### STATED EXERCISE
Output the entries below exactly as written, omitting pictures.

################

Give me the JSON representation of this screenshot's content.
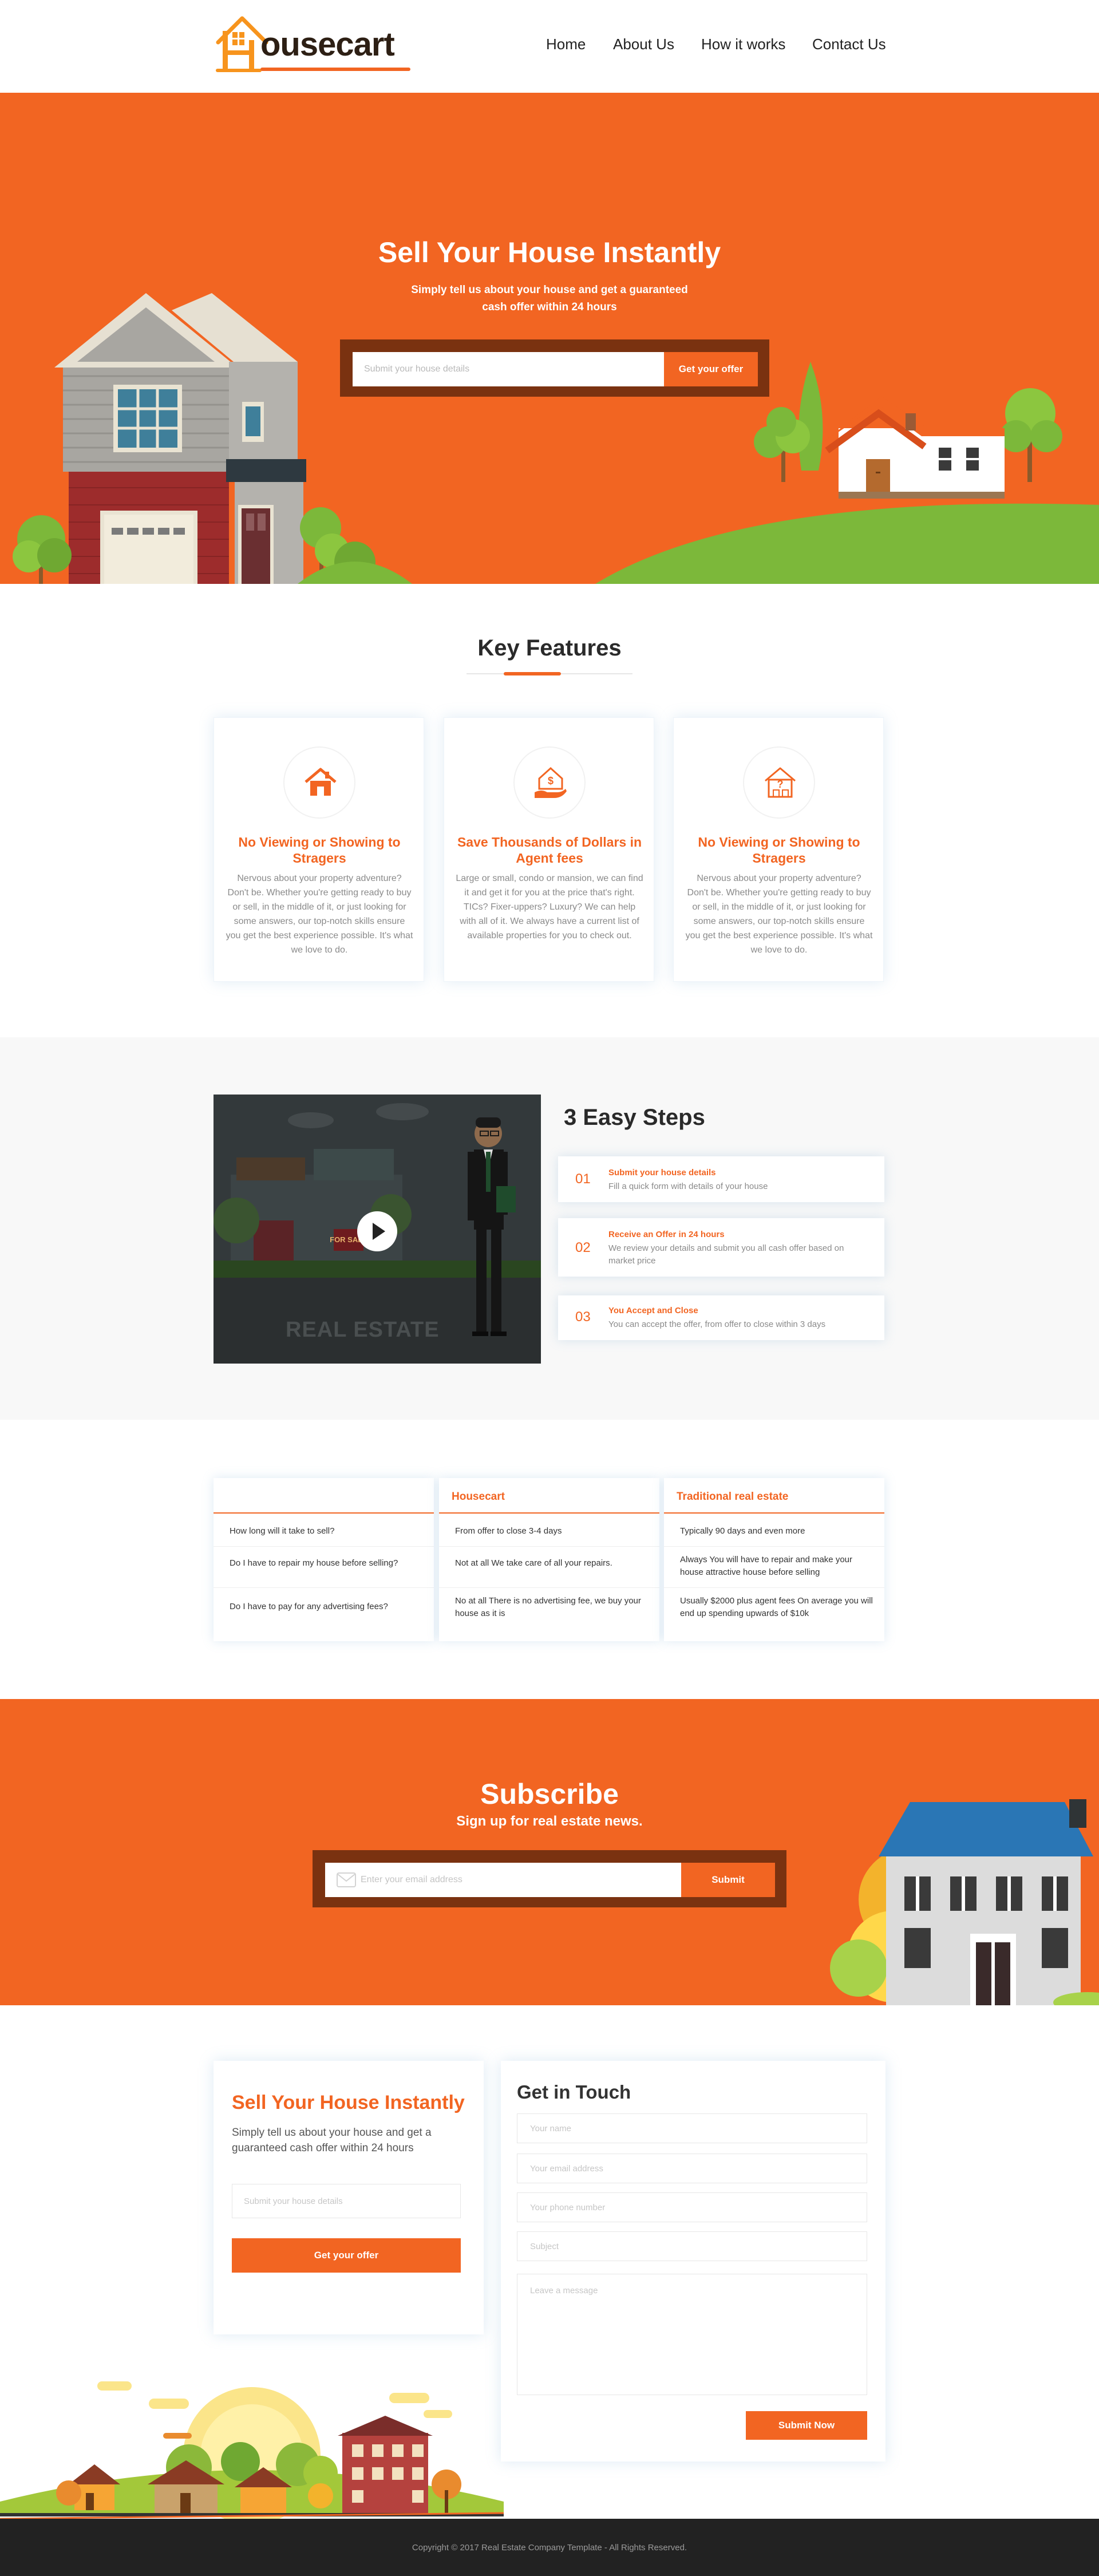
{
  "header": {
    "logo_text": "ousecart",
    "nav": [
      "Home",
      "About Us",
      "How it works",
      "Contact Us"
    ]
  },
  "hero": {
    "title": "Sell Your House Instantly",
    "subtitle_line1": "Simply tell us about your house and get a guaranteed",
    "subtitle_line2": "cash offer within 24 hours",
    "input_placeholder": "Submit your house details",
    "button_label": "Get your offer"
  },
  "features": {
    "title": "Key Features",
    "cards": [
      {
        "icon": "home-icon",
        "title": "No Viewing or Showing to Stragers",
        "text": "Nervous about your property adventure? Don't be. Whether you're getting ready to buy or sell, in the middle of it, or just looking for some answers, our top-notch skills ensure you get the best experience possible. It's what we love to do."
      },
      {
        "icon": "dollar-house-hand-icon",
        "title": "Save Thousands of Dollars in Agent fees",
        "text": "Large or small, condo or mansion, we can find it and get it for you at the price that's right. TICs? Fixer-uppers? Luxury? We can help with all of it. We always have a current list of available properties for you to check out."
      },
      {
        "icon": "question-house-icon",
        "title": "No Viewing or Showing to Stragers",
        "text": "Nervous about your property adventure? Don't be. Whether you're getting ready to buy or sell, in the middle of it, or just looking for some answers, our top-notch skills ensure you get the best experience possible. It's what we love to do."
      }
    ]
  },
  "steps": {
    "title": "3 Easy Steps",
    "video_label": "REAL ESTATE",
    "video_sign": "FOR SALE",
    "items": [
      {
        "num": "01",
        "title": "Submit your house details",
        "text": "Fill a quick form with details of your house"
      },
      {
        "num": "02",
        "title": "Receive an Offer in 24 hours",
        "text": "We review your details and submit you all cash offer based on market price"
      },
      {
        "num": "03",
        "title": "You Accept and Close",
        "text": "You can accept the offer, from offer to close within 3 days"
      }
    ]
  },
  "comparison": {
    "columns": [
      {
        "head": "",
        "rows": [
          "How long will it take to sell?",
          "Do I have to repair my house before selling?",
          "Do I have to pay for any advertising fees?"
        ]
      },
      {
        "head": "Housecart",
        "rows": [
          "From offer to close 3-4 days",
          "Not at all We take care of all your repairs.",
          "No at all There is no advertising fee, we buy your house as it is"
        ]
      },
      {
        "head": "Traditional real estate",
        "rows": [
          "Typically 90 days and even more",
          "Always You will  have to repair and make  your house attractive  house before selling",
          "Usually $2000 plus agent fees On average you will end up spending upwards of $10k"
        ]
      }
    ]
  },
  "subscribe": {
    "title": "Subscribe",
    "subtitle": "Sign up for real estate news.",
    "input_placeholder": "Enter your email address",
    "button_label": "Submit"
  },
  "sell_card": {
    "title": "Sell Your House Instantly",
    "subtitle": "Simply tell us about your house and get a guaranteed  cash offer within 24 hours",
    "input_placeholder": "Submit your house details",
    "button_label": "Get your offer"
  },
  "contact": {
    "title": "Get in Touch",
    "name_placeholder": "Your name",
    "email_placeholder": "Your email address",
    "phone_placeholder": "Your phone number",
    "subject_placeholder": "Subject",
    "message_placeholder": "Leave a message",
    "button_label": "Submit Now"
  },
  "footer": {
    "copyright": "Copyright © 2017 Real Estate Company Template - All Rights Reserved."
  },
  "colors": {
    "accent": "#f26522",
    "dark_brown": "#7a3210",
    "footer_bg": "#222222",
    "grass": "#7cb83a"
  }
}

################

### IN RESPONSE
Give me the JSON representation of this screenshot's content.
{
  "header": {
    "logo_text": "ousecart",
    "nav": [
      "Home",
      "About Us",
      "How it works",
      "Contact Us"
    ]
  },
  "hero": {
    "title": "Sell Your House Instantly",
    "subtitle_line1": "Simply tell us about your house and get a guaranteed",
    "subtitle_line2": "cash offer within 24 hours",
    "input_placeholder": "Submit your house details",
    "button_label": "Get your offer"
  },
  "features": {
    "title": "Key Features",
    "cards": [
      {
        "icon": "home-icon",
        "title": "No Viewing or Showing to Stragers",
        "text": "Nervous about your property adventure? Don't be. Whether you're getting ready to buy or sell, in the middle of it, or just looking for some answers, our top-notch skills ensure you get the best experience possible. It's what we love to do."
      },
      {
        "icon": "dollar-house-hand-icon",
        "title": "Save Thousands of Dollars in Agent fees",
        "text": "Large or small, condo or mansion, we can find it and get it for you at the price that's right. TICs? Fixer-uppers? Luxury? We can help with all of it. We always have a current list of available properties for you to check out."
      },
      {
        "icon": "question-house-icon",
        "title": "No Viewing or Showing to Stragers",
        "text": "Nervous about your property adventure? Don't be. Whether you're getting ready to buy or sell, in the middle of it, or just looking for some answers, our top-notch skills ensure you get the best experience possible. It's what we love to do."
      }
    ]
  },
  "steps": {
    "title": "3 Easy Steps",
    "video_label": "REAL ESTATE",
    "video_sign": "FOR SALE",
    "items": [
      {
        "num": "01",
        "title": "Submit your house details",
        "text": "Fill a quick form with details of your house"
      },
      {
        "num": "02",
        "title": "Receive an Offer in 24 hours",
        "text": "We review your details and submit you all cash offer based on market price"
      },
      {
        "num": "03",
        "title": "You Accept and Close",
        "text": "You can accept the offer, from offer to close within 3 days"
      }
    ]
  },
  "comparison": {
    "columns": [
      {
        "head": "",
        "rows": [
          "How long will it take to sell?",
          "Do I have to repair my house before selling?",
          "Do I have to pay for any advertising fees?"
        ]
      },
      {
        "head": "Housecart",
        "rows": [
          "From offer to close 3-4 days",
          "Not at all We take care of all your repairs.",
          "No at all There is no advertising fee, we buy your house as it is"
        ]
      },
      {
        "head": "Traditional real estate",
        "rows": [
          "Typically 90 days and even more",
          "Always You will  have to repair and make  your house attractive  house before selling",
          "Usually $2000 plus agent fees On average you will end up spending upwards of $10k"
        ]
      }
    ]
  },
  "subscribe": {
    "title": "Subscribe",
    "subtitle": "Sign up for real estate news.",
    "input_placeholder": "Enter your email address",
    "button_label": "Submit"
  },
  "sell_card": {
    "title": "Sell Your House Instantly",
    "subtitle": "Simply tell us about your house and get a guaranteed  cash offer within 24 hours",
    "input_placeholder": "Submit your house details",
    "button_label": "Get your offer"
  },
  "contact": {
    "title": "Get in Touch",
    "name_placeholder": "Your name",
    "email_placeholder": "Your email address",
    "phone_placeholder": "Your phone number",
    "subject_placeholder": "Subject",
    "message_placeholder": "Leave a message",
    "button_label": "Submit Now"
  },
  "footer": {
    "copyright": "Copyright © 2017 Real Estate Company Template - All Rights Reserved."
  },
  "colors": {
    "accent": "#f26522",
    "dark_brown": "#7a3210",
    "footer_bg": "#222222",
    "grass": "#7cb83a"
  }
}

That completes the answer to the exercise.